• **WHAT THIS TASK INVOLVES**:
All entries are to be given again verbatim.

• **LISTED ENTRIES**:
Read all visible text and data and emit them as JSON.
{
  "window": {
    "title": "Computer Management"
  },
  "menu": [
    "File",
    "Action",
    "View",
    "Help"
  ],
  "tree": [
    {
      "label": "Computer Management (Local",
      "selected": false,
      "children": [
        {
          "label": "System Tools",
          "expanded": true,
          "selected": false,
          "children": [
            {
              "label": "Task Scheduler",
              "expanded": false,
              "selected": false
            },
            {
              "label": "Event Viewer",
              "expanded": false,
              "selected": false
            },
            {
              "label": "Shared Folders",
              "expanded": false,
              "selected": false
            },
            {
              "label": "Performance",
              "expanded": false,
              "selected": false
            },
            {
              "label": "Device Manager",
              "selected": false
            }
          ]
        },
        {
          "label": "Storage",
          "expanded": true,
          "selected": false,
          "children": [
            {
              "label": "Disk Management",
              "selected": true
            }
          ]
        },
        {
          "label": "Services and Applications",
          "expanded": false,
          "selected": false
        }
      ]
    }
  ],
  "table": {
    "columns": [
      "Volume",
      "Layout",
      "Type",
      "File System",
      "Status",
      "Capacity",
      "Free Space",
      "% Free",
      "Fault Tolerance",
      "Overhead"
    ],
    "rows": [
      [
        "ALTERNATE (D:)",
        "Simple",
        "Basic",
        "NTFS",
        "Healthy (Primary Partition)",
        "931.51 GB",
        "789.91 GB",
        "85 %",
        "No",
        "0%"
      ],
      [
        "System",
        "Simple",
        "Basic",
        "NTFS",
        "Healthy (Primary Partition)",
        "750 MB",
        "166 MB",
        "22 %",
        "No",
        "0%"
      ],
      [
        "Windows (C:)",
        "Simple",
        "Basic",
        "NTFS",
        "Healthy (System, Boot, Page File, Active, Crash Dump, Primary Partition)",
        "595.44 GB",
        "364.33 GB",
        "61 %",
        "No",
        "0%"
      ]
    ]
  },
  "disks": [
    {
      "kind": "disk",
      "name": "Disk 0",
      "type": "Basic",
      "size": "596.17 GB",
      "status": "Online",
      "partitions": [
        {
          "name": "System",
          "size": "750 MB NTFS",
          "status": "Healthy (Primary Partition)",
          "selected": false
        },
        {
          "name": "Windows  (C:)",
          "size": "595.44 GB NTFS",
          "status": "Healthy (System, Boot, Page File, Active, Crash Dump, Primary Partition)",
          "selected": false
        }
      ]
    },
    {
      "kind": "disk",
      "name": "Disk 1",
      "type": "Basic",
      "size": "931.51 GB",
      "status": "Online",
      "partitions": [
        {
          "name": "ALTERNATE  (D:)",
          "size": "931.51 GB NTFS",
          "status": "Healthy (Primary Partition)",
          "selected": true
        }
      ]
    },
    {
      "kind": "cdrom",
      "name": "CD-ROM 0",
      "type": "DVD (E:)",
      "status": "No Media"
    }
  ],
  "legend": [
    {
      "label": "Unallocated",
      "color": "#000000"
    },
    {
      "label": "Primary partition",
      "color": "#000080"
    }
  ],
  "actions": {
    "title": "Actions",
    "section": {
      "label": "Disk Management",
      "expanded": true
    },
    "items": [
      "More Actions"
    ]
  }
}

• **SOLUTION TO THIS EXERCISE**:
Read all visible text and data and emit them as JSON.
{
  "window": {
    "title": "Computer Management"
  },
  "menu": [
    "File",
    "Action",
    "View",
    "Help"
  ],
  "tree": [
    {
      "label": "Computer Management (Local",
      "selected": false,
      "children": [
        {
          "label": "System Tools",
          "expanded": true,
          "selected": false,
          "children": [
            {
              "label": "Task Scheduler",
              "expanded": false,
              "selected": false
            },
            {
              "label": "Event Viewer",
              "expanded": false,
              "selected": false
            },
            {
              "label": "Shared Folders",
              "expanded": false,
              "selected": false
            },
            {
              "label": "Performance",
              "expanded": false,
              "selected": false
            },
            {
              "label": "Device Manager",
              "selected": false
            }
          ]
        },
        {
          "label": "Storage",
          "expanded": true,
          "selected": false,
          "children": [
            {
              "label": "Disk Management",
              "selected": true
            }
          ]
        },
        {
          "label": "Services and Applications",
          "expanded": false,
          "selected": false
        }
      ]
    }
  ],
  "table": {
    "columns": [
      "Volume",
      "Layout",
      "Type",
      "File System",
      "Status",
      "Capacity",
      "Free Space",
      "% Free",
      "Fault Tolerance",
      "Overhead"
    ],
    "rows": [
      [
        "ALTERNATE (D:)",
        "Simple",
        "Basic",
        "NTFS",
        "Healthy (Primary Partition)",
        "931.51 GB",
        "789.91 GB",
        "85 %",
        "No",
        "0%"
      ],
      [
        "System",
        "Simple",
        "Basic",
        "NTFS",
        "Healthy (Primary Partition)",
        "750 MB",
        "166 MB",
        "22 %",
        "No",
        "0%"
      ],
      [
        "Windows (C:)",
        "Simple",
        "Basic",
        "NTFS",
        "Healthy (System, Boot, Page File, Active, Crash Dump, Primary Partition)",
        "595.44 GB",
        "364.33 GB",
        "61 %",
        "No",
        "0%"
      ]
    ]
  },
  "disks": [
    {
      "kind": "disk",
      "name": "Disk 0",
      "type": "Basic",
      "size": "596.17 GB",
      "status": "Online",
      "partitions": [
        {
          "name": "System",
          "size": "750 MB NTFS",
          "status": "Healthy (Primary Partition)",
          "selected": false
        },
        {
          "name": "Windows  (C:)",
          "size": "595.44 GB NTFS",
          "status": "Healthy (System, Boot, Page File, Active, Crash Dump, Primary Partition)",
          "selected": false
        }
      ]
    },
    {
      "kind": "disk",
      "name": "Disk 1",
      "type": "Basic",
      "size": "931.51 GB",
      "status": "Online",
      "partitions": [
        {
          "name": "ALTERNATE  (D:)",
          "size": "931.51 GB NTFS",
          "status": "Healthy (Primary Partition)",
          "selected": true
        }
      ]
    },
    {
      "kind": "cdrom",
      "name": "CD-ROM 0",
      "type": "DVD (E:)",
      "status": "No Media"
    }
  ],
  "legend": [
    {
      "label": "Unallocated",
      "color": "#000000"
    },
    {
      "label": "Primary partition",
      "color": "#000080"
    }
  ],
  "actions": {
    "title": "Actions",
    "section": {
      "label": "Disk Management",
      "expanded": true
    },
    "items": [
      "More Actions"
    ]
  }
}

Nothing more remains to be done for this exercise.